- _Stated task_: Give the entries back exactly, dropping each image.

--- BEGIN ---

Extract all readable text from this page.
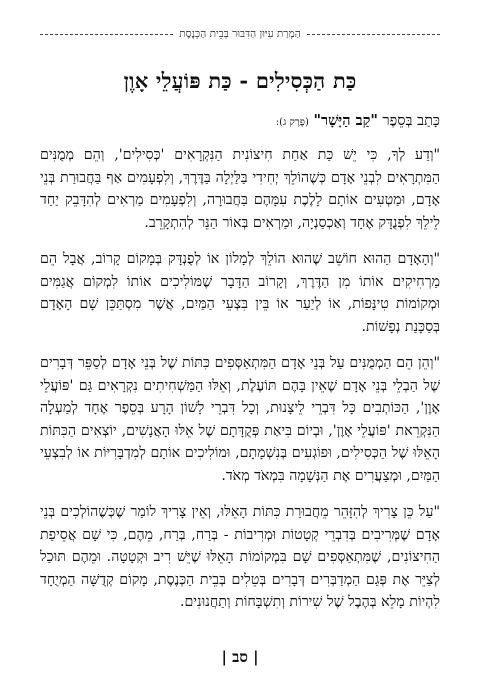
הַמְרַת עִיּוּן הַדִּבּוּר בְּבֵית הַכְּנֶסֶת
כַּת הַכְּסִילִים - כַּת פּוֹעֲלֵי אָוֶן
כָּתַב בְּסֵפֶר "קַב הַיָּשָׁר" (פֶּרֶק ג):

"וְדַע לְךָ, כִּי יֵשׁ כַּת אַחַת חִיצוֹנִית הַנִּקְרָאִים 'כְּסִילִים', וְהֵם מְמֻנִּים הַמִּתְרָאִים לִבְנֵי אָדָם כְּשֶׁהוֹלֵךְ יְחִידִי בַּלַּיְלָה בַּדֶּרֶךְ, וְלִפְעָמִים אַף בַּחֲבוּרַת בְּנֵי אָדָם, וּמַטְעִים אוֹתָם לָלֶכֶת עִמָּהֶם בַּחֲבוּרָה, וְלִפְעָמִים מַרְאִים לְהִדָּבֵק יַחַד לֵילֵךְ לִפְנֻדָּק אֶחָד וְאַכְסַנְיָה, וּמַרְאִים בְּאוֹר הַנֵּר לְהִתְקָרֵב.

"וְהָאָדָם הַהוּא חוֹשֵׁב שֶׁהוּא הוֹלֵךְ לְמָלוֹן אוֹ לְפֻנְדָּק בְּמָקוֹם קָרוֹב, אֲבָל הֵם מַרְחִיקִים אוֹתוֹ מִן הַדֶּרֶךְ, וְקָרוֹב הַדָּבָר שֶׁמּוֹלִיכִים אוֹתוֹ לִמְקוֹם אֲגַמִּים וּמְקוֹמוֹת טִינָּפוֹת, אוֹ לְיַעַר אוֹ בֵּין בִּצְעֵי הַמַּיִם, אֲשֶׁר מִסְתַּכֵּן שָׁם הָאָדָם בְּסַכָּנַת נְפָשׁוֹת.

"וְהֵן הֵם הַמְמֻנִּים עַל בְּנֵי אָדָם הַמִּתְאַסְּפִים כִּתּוֹת שֶׁל בְּנֵי אָדָם לְסַפֵּר דְּבָרִים שֶׁל הַבְלֵי בְּנֵי אָדָם שֶׁאֵין בָּהֶם תּוֹעֶלֶת, וְאֵלּוּ הַמַּשְׁחִיתִים נִקְרָאִים גַּם 'פּוֹעֲלֵי אָוֶן', הַכּוֹתְבִים כָּל דִּבְרֵי לֵיצָנוּת, וְכָל דִּבְרֵי לָשׁוֹן הָרָע בְּסֵפֶר אֶחָד לְמַעְלָה הַנִּקְרֵאת 'פּוֹעֲלֵי אָוֶן', וּבְיוֹם בִּיאַת פְּקֻדָּתָם שֶׁל אֵלּוּ הָאֲנָשִׁים, יוֹצְאִים הַכִּתּוֹת הָאֵלּוּ שֶׁל הַכְּסִילִים, וּפוֹגְעִים בְּנִשְׁמָתָם, וּמוֹלִיכִים אוֹתָם לְמִדְבָּרִיּוֹת אוֹ לְבִצְעֵי הַמַּיִם, וּמְצַעֲרִים אֶת הַנְּשָׁמָה בִּמְאֹד מְאֹד.

"עַל כֵּן צָרִיךְ לְהִזָּהֵר מֵחֲבוּרַת כִּתּוֹת הָאֵלּוּ, וְאֵין צָרִיךְ לוֹמַר שֶׁכְּשֶׁהוֹלְכִים בְּנֵי אָדָם שֶׁמְּרִיבִים בְּדִבְרֵי קְטָטוֹת וּמְרִיבוֹת - בְּרַח, בְּרַח, מֵהֶם, כִּי שָׁם אֲסֵיפַת הַחִיצוֹנִים, שֶׁמִּתְאַסְּפִים שָׁם בִּמְקוֹמוֹת הָאֵלּוּ שֶׁיֵּשׁ רִיב וּקְטָטָה. וּמֵהֶם תּוּכַל לְצַיֵּר אֶת פְּגַם הַמְדַבְּרִים דְּבָרִים בְּטֵלִים בְּבֵית הַכְּנֶסֶת, מָקוֹם קְדֻשָּׁה הַמְיֻחָד לִהְיוֹת מָלֵא בְּהֶבֶל שֶׁל שִׁירוֹת וְתִשְׁבָּחוֹת וְתַחֲנוּנִים.

| סב |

--- END ---

- _Worked answer_:
Extract all readable text from this page.
הַמְרַת עִיּוּן הַדִּבּוּר בְּבֵית הַכְּנֶסֶת
כַּת הַכְּסִילִים - כַּת פּוֹעֲלֵי אָוֶן
כָּתַב בְּסֵפֶר "קַב הַיָּשָׁר" (פֶּרֶק ג):

"וְדַע לְךָ, כִּי יֵשׁ כַּת אַחַת חִיצוֹנִית הַנִּקְרָאִים 'כְּסִילִים', וְהֵם מְמֻנִּים הַמִּתְרָאִים לִבְנֵי אָדָם כְּשֶׁהוֹלֵךְ יְחִידִי בַּלַּיְלָה בַּדֶּרֶךְ, וְלִפְעָמִים אַף בַּחֲבוּרַת בְּנֵי אָדָם, וּמַטְעִים אוֹתָם לָלֶכֶת עִמָּהֶם בַּחֲבוּרָה, וְלִפְעָמִים מַרְאִים לְהִדָּבֵק יַחַד לֵילֵךְ לִפְנֻדָּק אֶחָד וְאַכְסַנְיָה, וּמַרְאִים בְּאוֹר הַנֵּר לְהִתְקָרֵב.

"וְהָאָדָם הַהוּא חוֹשֵׁב שֶׁהוּא הוֹלֵךְ לְמָלוֹן אוֹ לְפֻנְדָּק בְּמָקוֹם קָרוֹב, אֲבָל הֵם מַרְחִיקִים אוֹתוֹ מִן הַדֶּרֶךְ, וְקָרוֹב הַדָּבָר שֶׁמּוֹלִיכִים אוֹתוֹ לִמְקוֹם אֲגַמִּים וּמְקוֹמוֹת טִינָּפוֹת, אוֹ לְיַעַר אוֹ בֵּין בִּצְעֵי הַמַּיִם, אֲשֶׁר מִסְתַּכֵּן שָׁם הָאָדָם בְּסַכָּנַת נְפָשׁוֹת.

"וְהֵן הֵם הַמְמֻנִּים עַל בְּנֵי אָדָם הַמִּתְאַסְּפִים כִּתּוֹת שֶׁל בְּנֵי אָדָם לְסַפֵּר דְּבָרִים שֶׁל הַבְלֵי בְּנֵי אָדָם שֶׁאֵין בָּהֶם תּוֹעֶלֶת, וְאֵלּוּ הַמַּשְׁחִיתִים נִקְרָאִים גַּם 'פּוֹעֲלֵי אָוֶן', הַכּוֹתְבִים כָּל דִּבְרֵי לֵיצָנוּת, וְכָל דִּבְרֵי לָשׁוֹן הָרָע בְּסֵפֶר אֶחָד לְמַעְלָה הַנִּקְרֵאת 'פּוֹעֲלֵי אָוֶן', וּבְיוֹם בִּיאַת פְּקֻדָּתָם שֶׁל אֵלּוּ הָאֲנָשִׁים, יוֹצְאִים הַכִּתּוֹת הָאֵלּוּ שֶׁל הַכְּסִילִים, וּפוֹגְעִים בְּנִשְׁמָתָם, וּמוֹלִיכִים אוֹתָם לְמִדְבָּרִיּוֹת אוֹ לְבִצְעֵי הַמַּיִם, וּמְצַעֲרִים אֶת הַנְּשָׁמָה בִּמְאֹד מְאֹד.

"עַל כֵּן צָרִיךְ לְהִזָּהֵר מֵחֲבוּרַת כִּתּוֹת הָאֵלּוּ, וְאֵין צָרִיךְ לוֹמַר שֶׁכְּשֶׁהוֹלְכִים בְּנֵי אָדָם שֶׁמְּרִיבִים בְּדִבְרֵי קְטָטוֹת וּמְרִיבוֹת - בְּרַח, בְּרַח, מֵהֶם, כִּי שָׁם אֲסֵיפַת הַחִיצוֹנִים, שֶׁמִּתְאַסְּפִים שָׁם בִּמְקוֹמוֹת הָאֵלּוּ שֶׁיֵּשׁ רִיב וּקְטָטָה. וּמֵהֶם תּוּכַל לְצַיֵּר אֶת פְּגַם הַמְדַבְּרִים דְּבָרִים בְּטֵלִים בְּבֵית הַכְּנֶסֶת, מָקוֹם קְדֻשָּׁה הַמְיֻחָד לִהְיוֹת מָלֵא בְּהֶבֶל שֶׁל שִׁירוֹת וְתִשְׁבָּחוֹת וְתַחֲנוּנִים.

| סב |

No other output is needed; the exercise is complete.